— begin Given data —

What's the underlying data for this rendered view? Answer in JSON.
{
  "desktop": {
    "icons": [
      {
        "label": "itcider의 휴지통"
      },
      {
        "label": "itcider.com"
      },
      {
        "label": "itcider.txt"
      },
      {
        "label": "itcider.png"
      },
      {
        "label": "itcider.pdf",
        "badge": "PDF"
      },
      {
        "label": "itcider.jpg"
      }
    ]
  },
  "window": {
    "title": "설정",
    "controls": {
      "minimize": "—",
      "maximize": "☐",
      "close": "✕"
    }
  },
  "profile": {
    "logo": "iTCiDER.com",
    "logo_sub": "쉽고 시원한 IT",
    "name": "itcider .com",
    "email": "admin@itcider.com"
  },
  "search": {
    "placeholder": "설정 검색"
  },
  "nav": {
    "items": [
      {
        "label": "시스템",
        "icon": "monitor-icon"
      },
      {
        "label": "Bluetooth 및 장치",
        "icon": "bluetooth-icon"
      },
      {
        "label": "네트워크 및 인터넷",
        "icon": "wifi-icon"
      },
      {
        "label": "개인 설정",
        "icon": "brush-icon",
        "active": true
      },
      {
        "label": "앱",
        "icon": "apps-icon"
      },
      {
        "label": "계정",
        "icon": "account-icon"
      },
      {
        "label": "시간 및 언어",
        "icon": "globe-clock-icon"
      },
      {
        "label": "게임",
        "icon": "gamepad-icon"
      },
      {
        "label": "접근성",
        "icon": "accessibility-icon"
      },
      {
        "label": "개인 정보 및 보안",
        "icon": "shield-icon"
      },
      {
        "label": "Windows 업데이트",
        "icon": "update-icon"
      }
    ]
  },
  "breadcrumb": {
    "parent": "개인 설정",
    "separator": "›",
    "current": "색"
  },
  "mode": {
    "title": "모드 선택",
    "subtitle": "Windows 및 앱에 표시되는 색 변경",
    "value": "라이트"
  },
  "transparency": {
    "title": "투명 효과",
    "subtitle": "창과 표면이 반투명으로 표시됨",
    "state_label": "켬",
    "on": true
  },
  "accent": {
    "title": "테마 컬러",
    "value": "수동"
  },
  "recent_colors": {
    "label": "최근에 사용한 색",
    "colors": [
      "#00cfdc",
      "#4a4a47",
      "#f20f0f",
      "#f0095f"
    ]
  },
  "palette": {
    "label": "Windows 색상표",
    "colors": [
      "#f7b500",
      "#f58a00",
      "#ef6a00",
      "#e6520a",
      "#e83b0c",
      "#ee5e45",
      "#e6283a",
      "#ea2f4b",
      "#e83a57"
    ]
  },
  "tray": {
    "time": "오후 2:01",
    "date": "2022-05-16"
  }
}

— end Given data —

__Objective__:
Quote the whole listing above, leaving nothing out.

__Solution to this exercise__:
What's the underlying data for this rendered view? Answer in JSON.
{
  "desktop": {
    "icons": [
      {
        "label": "itcider의 휴지통"
      },
      {
        "label": "itcider.com"
      },
      {
        "label": "itcider.txt"
      },
      {
        "label": "itcider.png"
      },
      {
        "label": "itcider.pdf",
        "badge": "PDF"
      },
      {
        "label": "itcider.jpg"
      }
    ]
  },
  "window": {
    "title": "설정",
    "controls": {
      "minimize": "—",
      "maximize": "☐",
      "close": "✕"
    }
  },
  "profile": {
    "logo": "iTCiDER.com",
    "logo_sub": "쉽고 시원한 IT",
    "name": "itcider .com",
    "email": "admin@itcider.com"
  },
  "search": {
    "placeholder": "설정 검색"
  },
  "nav": {
    "items": [
      {
        "label": "시스템",
        "icon": "monitor-icon"
      },
      {
        "label": "Bluetooth 및 장치",
        "icon": "bluetooth-icon"
      },
      {
        "label": "네트워크 및 인터넷",
        "icon": "wifi-icon"
      },
      {
        "label": "개인 설정",
        "icon": "brush-icon",
        "active": true
      },
      {
        "label": "앱",
        "icon": "apps-icon"
      },
      {
        "label": "계정",
        "icon": "account-icon"
      },
      {
        "label": "시간 및 언어",
        "icon": "globe-clock-icon"
      },
      {
        "label": "게임",
        "icon": "gamepad-icon"
      },
      {
        "label": "접근성",
        "icon": "accessibility-icon"
      },
      {
        "label": "개인 정보 및 보안",
        "icon": "shield-icon"
      },
      {
        "label": "Windows 업데이트",
        "icon": "update-icon"
      }
    ]
  },
  "breadcrumb": {
    "parent": "개인 설정",
    "separator": "›",
    "current": "색"
  },
  "mode": {
    "title": "모드 선택",
    "subtitle": "Windows 및 앱에 표시되는 색 변경",
    "value": "라이트"
  },
  "transparency": {
    "title": "투명 효과",
    "subtitle": "창과 표면이 반투명으로 표시됨",
    "state_label": "켬",
    "on": true
  },
  "accent": {
    "title": "테마 컬러",
    "value": "수동"
  },
  "recent_colors": {
    "label": "최근에 사용한 색",
    "colors": [
      "#00cfdc",
      "#4a4a47",
      "#f20f0f",
      "#f0095f"
    ]
  },
  "palette": {
    "label": "Windows 색상표",
    "colors": [
      "#f7b500",
      "#f58a00",
      "#ef6a00",
      "#e6520a",
      "#e83b0c",
      "#ee5e45",
      "#e6283a",
      "#ea2f4b",
      "#e83a57"
    ]
  },
  "tray": {
    "time": "오후 2:01",
    "date": "2022-05-16"
  }
}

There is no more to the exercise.